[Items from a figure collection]
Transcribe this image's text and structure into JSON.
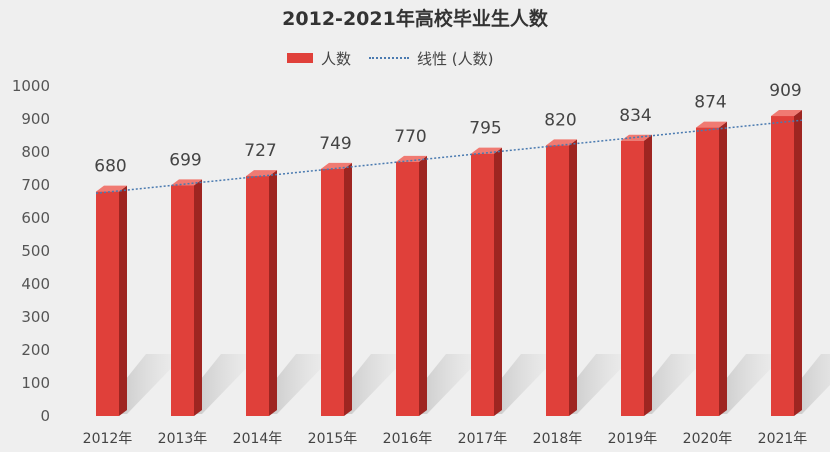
{
  "chart_data": {
    "type": "bar",
    "title": "2012-2021年高校毕业生人数",
    "categories": [
      "2012年",
      "2013年",
      "2014年",
      "2015年",
      "2016年",
      "2017年",
      "2018年",
      "2019年",
      "2020年",
      "2021年"
    ],
    "series": [
      {
        "name": "人数",
        "values": [
          680,
          699,
          727,
          749,
          770,
          795,
          820,
          834,
          874,
          909
        ],
        "color": "#e0403a"
      }
    ],
    "trendline": {
      "name": "线性 (人数)",
      "color": "#4a7ab0",
      "style": "dotted"
    },
    "xlabel": "",
    "ylabel": "",
    "ylim": [
      0,
      1000
    ],
    "yticks": [
      "0",
      "100",
      "200",
      "300",
      "400",
      "500",
      "600",
      "700",
      "800",
      "900",
      "1000"
    ],
    "grid": false,
    "legend_position": "top-center",
    "bar_style": "3d"
  }
}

*Task goal*
Your task is to set down the records shown above exactly, minus any pictures.

*Complete answer*
Transcribe this image's text and structure into JSON.
{
  "chart_data": {
    "type": "bar",
    "title": "2012-2021年高校毕业生人数",
    "categories": [
      "2012年",
      "2013年",
      "2014年",
      "2015年",
      "2016年",
      "2017年",
      "2018年",
      "2019年",
      "2020年",
      "2021年"
    ],
    "series": [
      {
        "name": "人数",
        "values": [
          680,
          699,
          727,
          749,
          770,
          795,
          820,
          834,
          874,
          909
        ],
        "color": "#e0403a"
      }
    ],
    "trendline": {
      "name": "线性 (人数)",
      "color": "#4a7ab0",
      "style": "dotted"
    },
    "xlabel": "",
    "ylabel": "",
    "ylim": [
      0,
      1000
    ],
    "yticks": [
      "0",
      "100",
      "200",
      "300",
      "400",
      "500",
      "600",
      "700",
      "800",
      "900",
      "1000"
    ],
    "grid": false,
    "legend_position": "top-center",
    "bar_style": "3d"
  }
}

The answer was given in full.